§ Exercise details
In the material below, find each line holding the string "image" and copy it.

§ Data to use
□ □ □ □ □

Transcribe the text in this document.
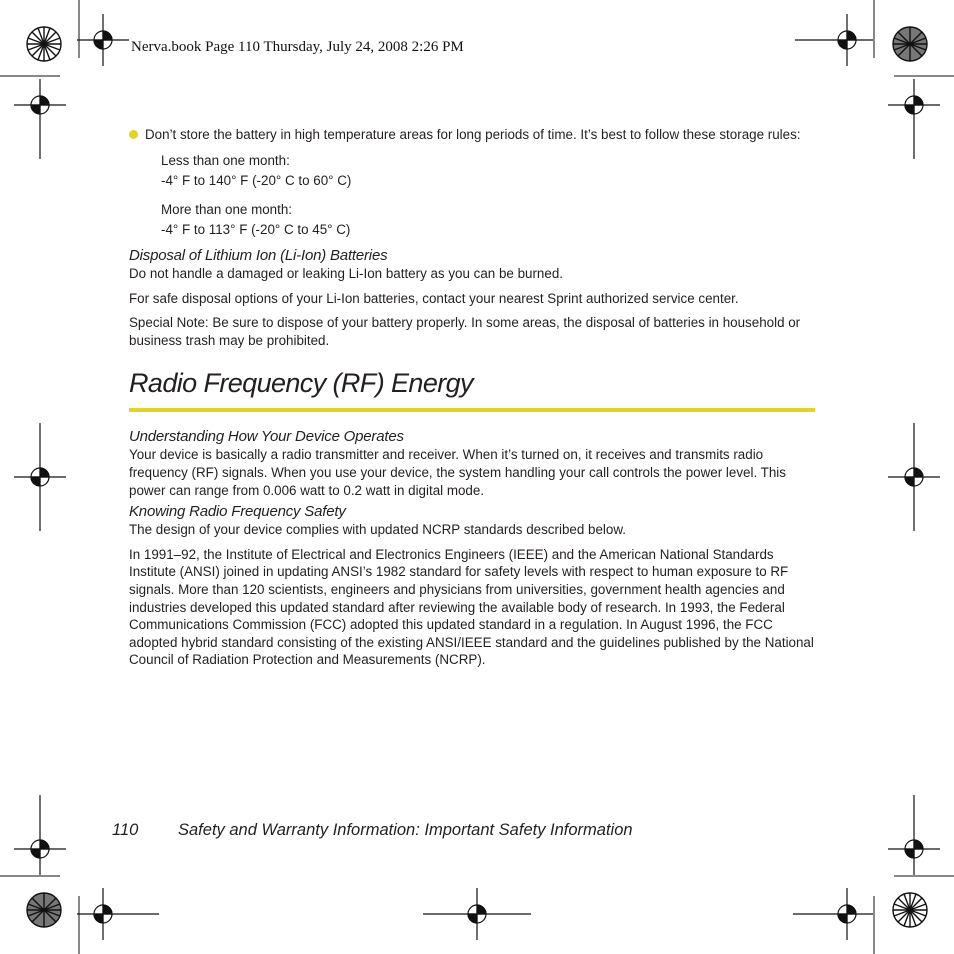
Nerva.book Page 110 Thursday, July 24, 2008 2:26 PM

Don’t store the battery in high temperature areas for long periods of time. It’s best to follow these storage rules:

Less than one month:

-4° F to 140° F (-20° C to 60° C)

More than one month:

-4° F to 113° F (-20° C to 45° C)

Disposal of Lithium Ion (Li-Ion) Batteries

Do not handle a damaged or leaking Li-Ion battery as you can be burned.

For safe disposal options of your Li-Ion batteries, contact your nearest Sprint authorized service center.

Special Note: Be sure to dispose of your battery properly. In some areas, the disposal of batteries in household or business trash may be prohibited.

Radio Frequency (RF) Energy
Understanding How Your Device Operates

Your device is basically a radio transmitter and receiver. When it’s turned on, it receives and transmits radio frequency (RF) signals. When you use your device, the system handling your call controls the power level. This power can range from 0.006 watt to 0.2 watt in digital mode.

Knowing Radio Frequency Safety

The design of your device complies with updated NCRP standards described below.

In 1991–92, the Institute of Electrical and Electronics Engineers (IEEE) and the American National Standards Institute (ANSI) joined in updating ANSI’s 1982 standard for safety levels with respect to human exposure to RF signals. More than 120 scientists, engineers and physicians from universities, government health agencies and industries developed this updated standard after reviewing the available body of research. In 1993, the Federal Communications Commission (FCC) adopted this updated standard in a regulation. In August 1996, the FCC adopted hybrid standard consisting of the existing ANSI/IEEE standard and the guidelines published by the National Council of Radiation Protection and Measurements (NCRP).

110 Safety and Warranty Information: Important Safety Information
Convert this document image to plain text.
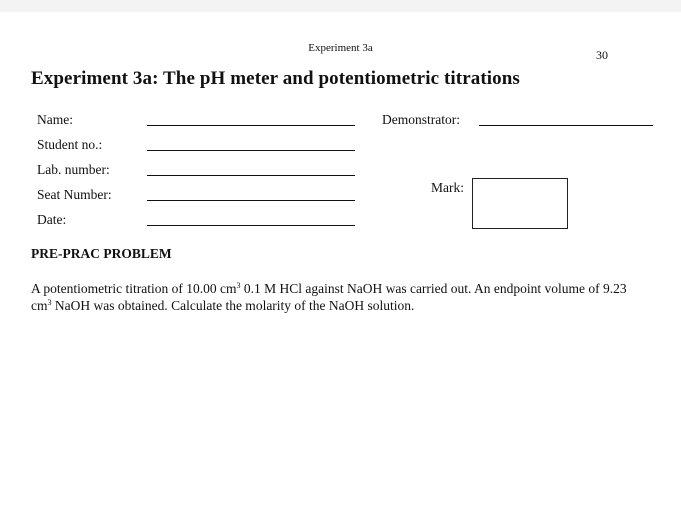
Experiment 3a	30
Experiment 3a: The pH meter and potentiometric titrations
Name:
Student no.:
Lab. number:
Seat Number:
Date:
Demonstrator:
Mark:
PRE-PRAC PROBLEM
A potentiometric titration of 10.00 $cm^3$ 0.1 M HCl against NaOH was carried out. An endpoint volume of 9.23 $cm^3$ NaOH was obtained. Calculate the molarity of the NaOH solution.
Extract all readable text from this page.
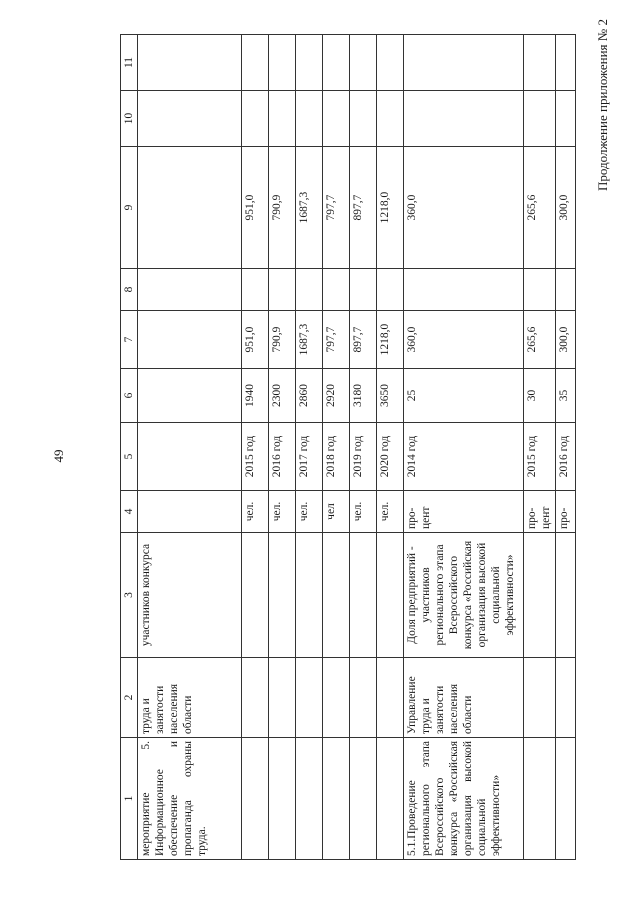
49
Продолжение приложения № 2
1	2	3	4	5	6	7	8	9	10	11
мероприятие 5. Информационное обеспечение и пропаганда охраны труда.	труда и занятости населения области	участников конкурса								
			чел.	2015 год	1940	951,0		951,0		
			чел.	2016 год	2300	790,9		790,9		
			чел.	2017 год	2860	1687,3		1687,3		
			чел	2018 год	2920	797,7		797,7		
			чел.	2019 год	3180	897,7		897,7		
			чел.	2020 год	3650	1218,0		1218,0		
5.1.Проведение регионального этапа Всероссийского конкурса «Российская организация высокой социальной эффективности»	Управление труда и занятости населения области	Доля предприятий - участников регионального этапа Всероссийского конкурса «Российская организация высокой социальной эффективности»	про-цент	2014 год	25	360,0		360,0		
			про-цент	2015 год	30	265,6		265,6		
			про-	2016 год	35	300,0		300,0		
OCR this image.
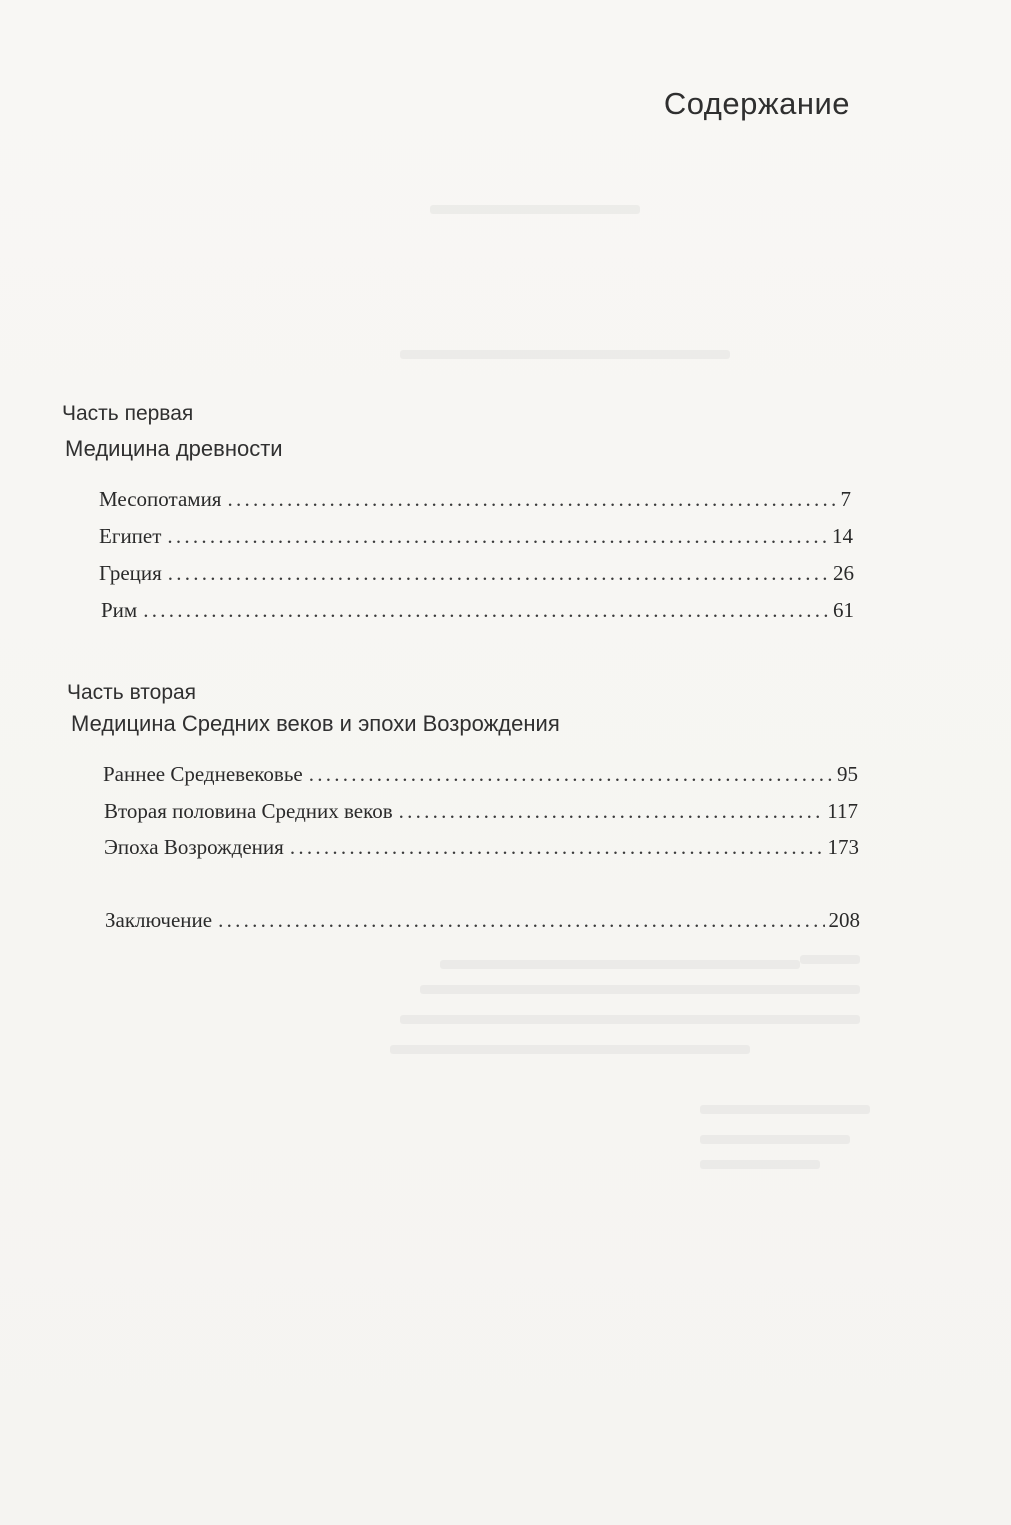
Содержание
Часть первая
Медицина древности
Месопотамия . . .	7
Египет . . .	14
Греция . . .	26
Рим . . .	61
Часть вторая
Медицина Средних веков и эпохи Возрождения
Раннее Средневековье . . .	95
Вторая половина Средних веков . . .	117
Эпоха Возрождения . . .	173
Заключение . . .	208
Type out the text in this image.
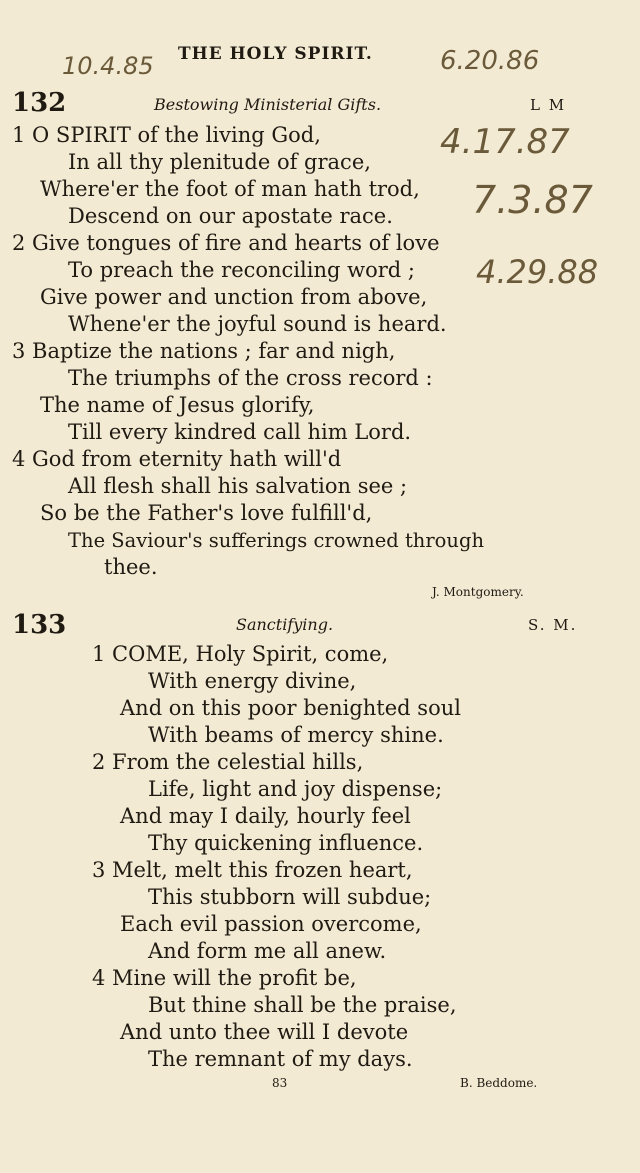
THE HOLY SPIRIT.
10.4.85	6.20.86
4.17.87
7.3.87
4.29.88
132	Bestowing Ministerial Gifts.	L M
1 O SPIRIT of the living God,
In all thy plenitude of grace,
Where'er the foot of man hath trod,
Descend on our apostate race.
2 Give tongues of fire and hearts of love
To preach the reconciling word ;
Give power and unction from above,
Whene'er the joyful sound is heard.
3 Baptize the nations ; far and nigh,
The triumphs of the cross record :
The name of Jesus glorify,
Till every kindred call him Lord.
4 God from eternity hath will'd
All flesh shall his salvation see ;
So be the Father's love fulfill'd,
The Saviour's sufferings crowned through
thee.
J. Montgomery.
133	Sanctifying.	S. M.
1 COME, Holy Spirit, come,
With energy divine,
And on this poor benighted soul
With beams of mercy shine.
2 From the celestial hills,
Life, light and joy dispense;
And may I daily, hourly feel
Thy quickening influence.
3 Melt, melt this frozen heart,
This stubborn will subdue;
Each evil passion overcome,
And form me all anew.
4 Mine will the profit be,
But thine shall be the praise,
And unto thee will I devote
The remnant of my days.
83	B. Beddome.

□ □ □ □ □

§ Written response
Convert this document image to plain text.
OCR this image.
Type out the text in this image.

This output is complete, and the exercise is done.